* TASK BRIEF: Please count the lines in the material below that include "protein". Reply with the number alone.

- Opening Delimiter -

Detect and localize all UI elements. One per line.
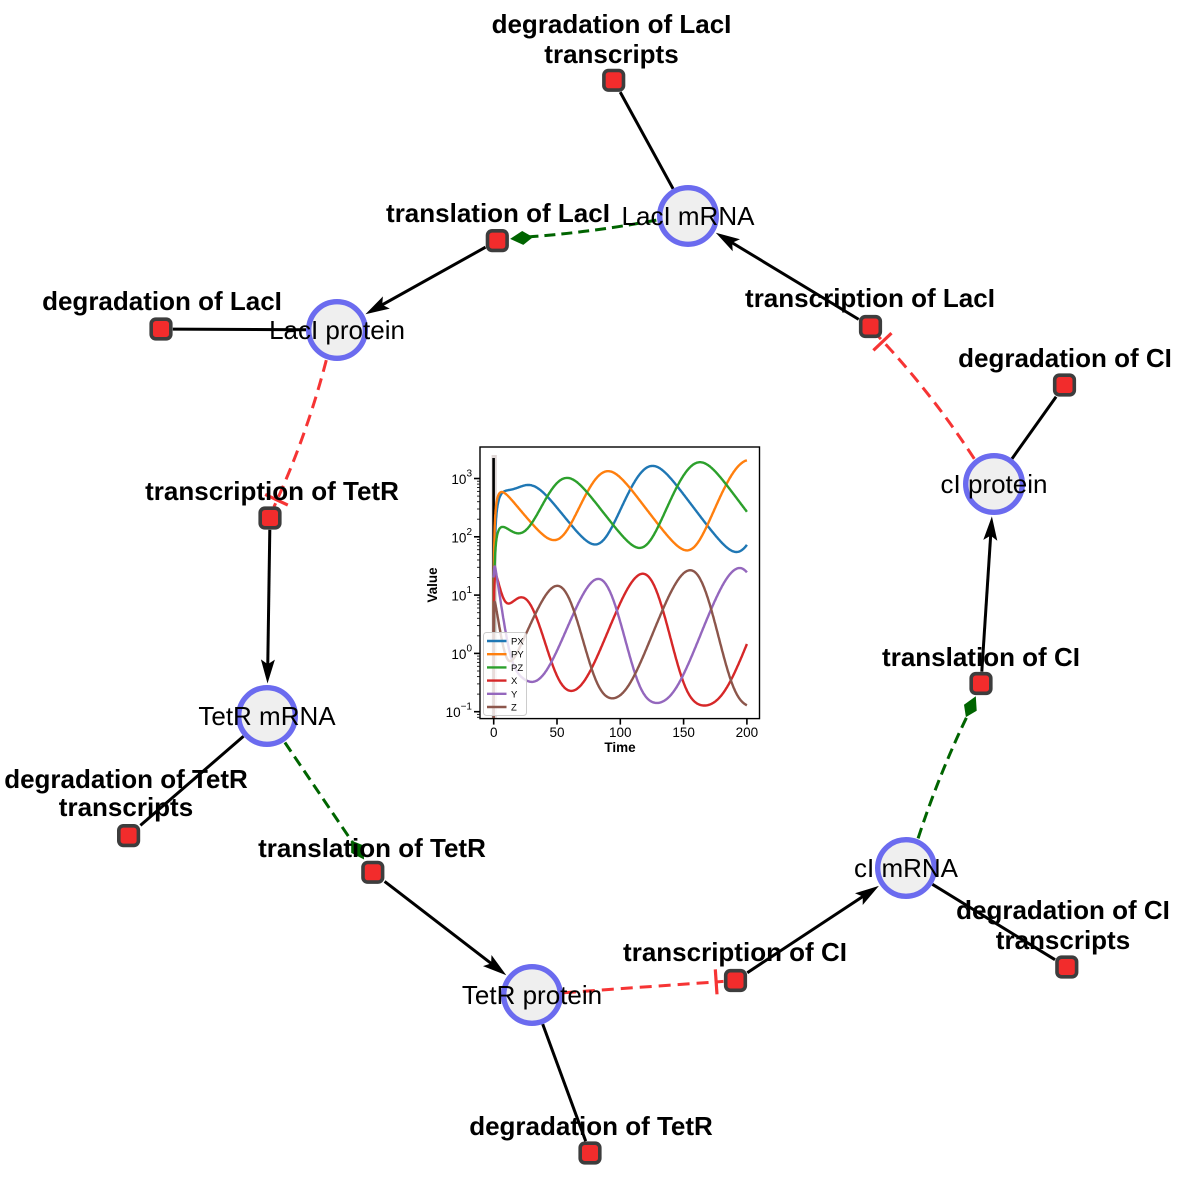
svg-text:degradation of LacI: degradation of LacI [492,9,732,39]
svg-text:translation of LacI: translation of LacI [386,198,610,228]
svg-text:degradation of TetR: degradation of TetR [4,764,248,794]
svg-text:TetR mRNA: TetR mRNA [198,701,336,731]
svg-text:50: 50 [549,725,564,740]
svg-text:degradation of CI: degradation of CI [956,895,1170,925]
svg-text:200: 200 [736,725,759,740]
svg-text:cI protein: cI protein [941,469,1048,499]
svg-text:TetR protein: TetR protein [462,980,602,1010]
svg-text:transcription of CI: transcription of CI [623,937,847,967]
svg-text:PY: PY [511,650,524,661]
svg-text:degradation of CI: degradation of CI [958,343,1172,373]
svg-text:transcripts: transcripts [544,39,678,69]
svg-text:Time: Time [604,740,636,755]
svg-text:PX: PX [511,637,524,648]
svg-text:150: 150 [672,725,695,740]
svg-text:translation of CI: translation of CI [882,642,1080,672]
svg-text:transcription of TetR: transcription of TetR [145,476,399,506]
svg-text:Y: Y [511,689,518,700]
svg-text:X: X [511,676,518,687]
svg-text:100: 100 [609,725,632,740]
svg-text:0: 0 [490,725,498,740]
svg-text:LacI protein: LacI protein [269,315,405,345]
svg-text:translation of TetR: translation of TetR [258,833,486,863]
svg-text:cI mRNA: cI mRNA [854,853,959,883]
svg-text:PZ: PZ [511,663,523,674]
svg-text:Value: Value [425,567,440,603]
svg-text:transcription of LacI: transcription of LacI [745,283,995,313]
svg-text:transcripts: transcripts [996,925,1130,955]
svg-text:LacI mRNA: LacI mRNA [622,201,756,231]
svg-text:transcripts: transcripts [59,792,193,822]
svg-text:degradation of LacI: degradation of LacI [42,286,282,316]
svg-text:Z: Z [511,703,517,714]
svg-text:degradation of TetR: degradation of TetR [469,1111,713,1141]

- Closing Delimiter -

* EXERCISE RESPONSE: 3